**Instructions for the task**
Word for word, quote all of the material, omitting the pictures.

**Collected data entries**

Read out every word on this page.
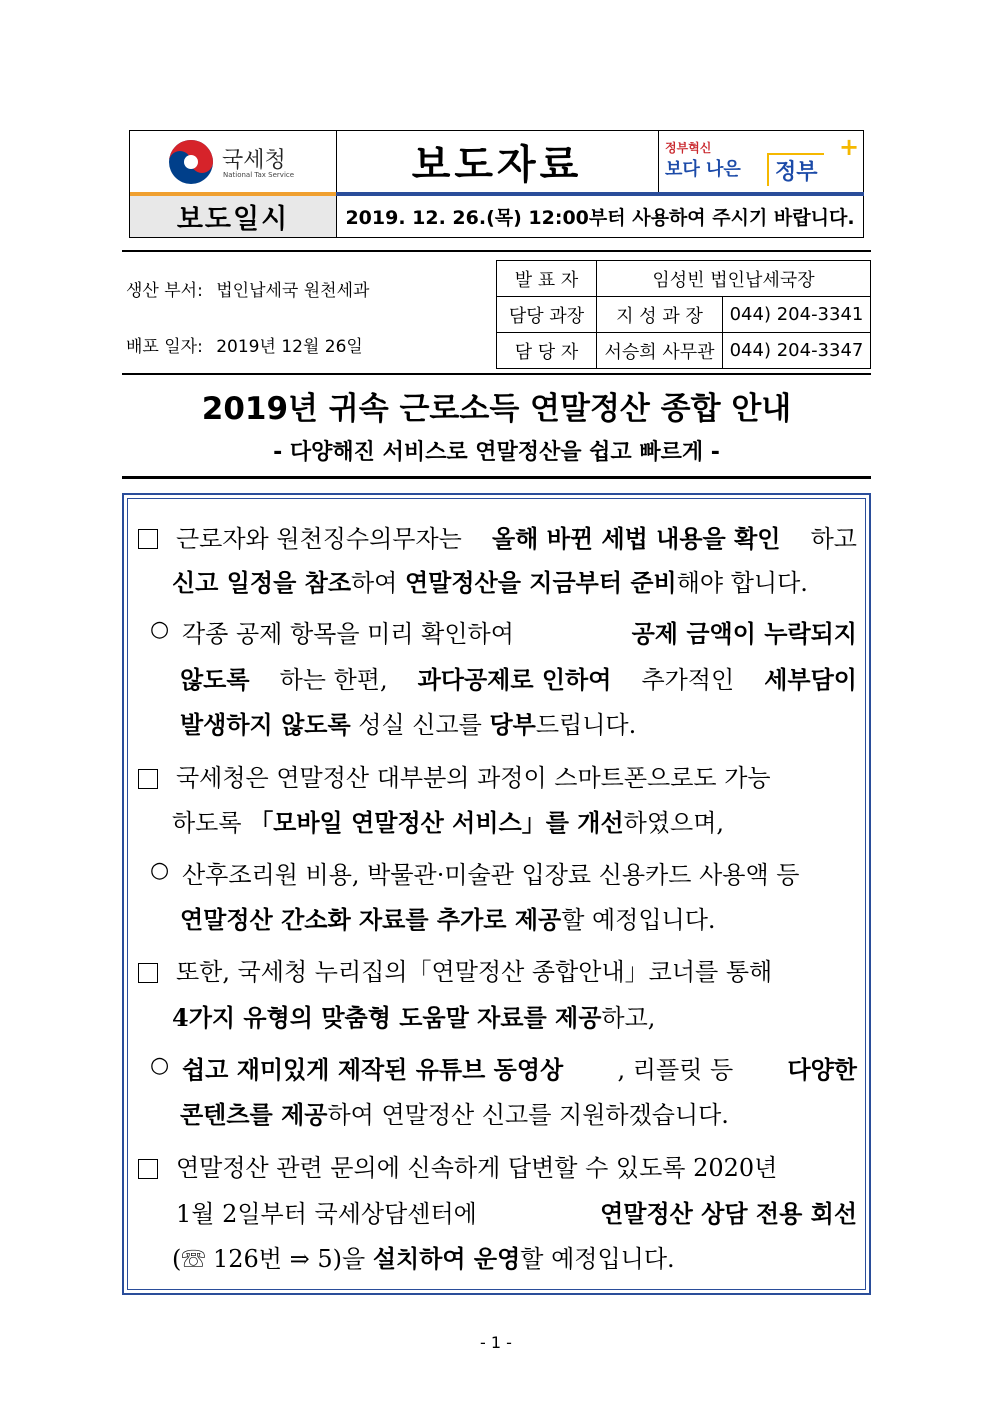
국세청
National Tax Service	보도자료	정부혁신
보다 나은	정부
+
보도일시	2019. 12. 26.(목) 12:00부터 사용하여 주시기 바랍니다.
생산 부서: 법인납세국 원천세과
배포 일자: 2019년 12월 26일
발 표 자	임성빈 법인납세국장
담당 과장	지 성 과 장	044) 204-3341
담 당 자	서승희 사무관 044) 204-3347
2019년 귀속 근로소득 연말정산 종합 안내
- 다양해진 서비스로 연말정산을 쉽고 빠르게 -
근로자와 원천징수의무자는 올해 바뀐 세법 내용을 확인 하고
신고 일정을 참조하여 연말정산을 지금부터 준비해야 합니다.
○ 각종 공제 항목을 미리 확인하여	공제 금액이 누락되지
않도록 하는 한편, 과다공제로 인하여 추가적인 세부담이
발생하지 않도록 성실 신고를 당부드립니다.
국세청은 연말정산 대부분의 과정이 스마트폰으로도 가능
하도록 「모바일 연말정산 서비스」를 개선하였으며,
○ 산후조리원 비용, 박물관·미술관 입장료 신용카드 사용액 등
연말정산 간소화 자료를 추가로 제공할 예정입니다.
또한, 국세청 누리집의「연말정산 종합안내」코너를 통해
4가지 유형의 맞춤형 도움말 자료를 제공하고,
○ 쉽고 재미있게 제작된 유튜브 동영상 , 리플릿 등 다양한
콘텐츠를 제공하여 연말정산 신고를 지원하겠습니다.
연말정산 관련 문의에 신속하게 답변할 수 있도록 2020년
1월 2일부터 국세상담센터에	연말정산 상담 전용 회선
(☏ 126번 ⇒ 5)을 설치하여 운영할 예정입니다.
- 1 -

**Finished answer**
Read out every word on this page.
국세청
National Tax Service	보도자료	정부혁신
보다 나은	정부
+
보도일시	2019. 12. 26.(목) 12:00부터 사용하여 주시기 바랍니다.
생산 부서: 법인납세국 원천세과
배포 일자: 2019년 12월 26일
발 표 자	임성빈 법인납세국장
담당 과장	지 성 과 장	044) 204-3341
담 당 자	서승희 사무관 044) 204-3347
2019년 귀속 근로소득 연말정산 종합 안내
- 다양해진 서비스로 연말정산을 쉽고 빠르게 -
근로자와 원천징수의무자는 올해 바뀐 세법 내용을 확인 하고
신고 일정을 참조하여 연말정산을 지금부터 준비해야 합니다.
○ 각종 공제 항목을 미리 확인하여	공제 금액이 누락되지
않도록 하는 한편, 과다공제로 인하여 추가적인 세부담이
발생하지 않도록 성실 신고를 당부드립니다.
국세청은 연말정산 대부분의 과정이 스마트폰으로도 가능
하도록 「모바일 연말정산 서비스」를 개선하였으며,
○ 산후조리원 비용, 박물관·미술관 입장료 신용카드 사용액 등
연말정산 간소화 자료를 추가로 제공할 예정입니다.
또한, 국세청 누리집의「연말정산 종합안내」코너를 통해
4가지 유형의 맞춤형 도움말 자료를 제공하고,
○ 쉽고 재미있게 제작된 유튜브 동영상 , 리플릿 등 다양한
콘텐츠를 제공하여 연말정산 신고를 지원하겠습니다.
연말정산 관련 문의에 신속하게 답변할 수 있도록 2020년
1월 2일부터 국세상담센터에	연말정산 상담 전용 회선
(☏ 126번 ⇒ 5)을 설치하여 운영할 예정입니다.
- 1 -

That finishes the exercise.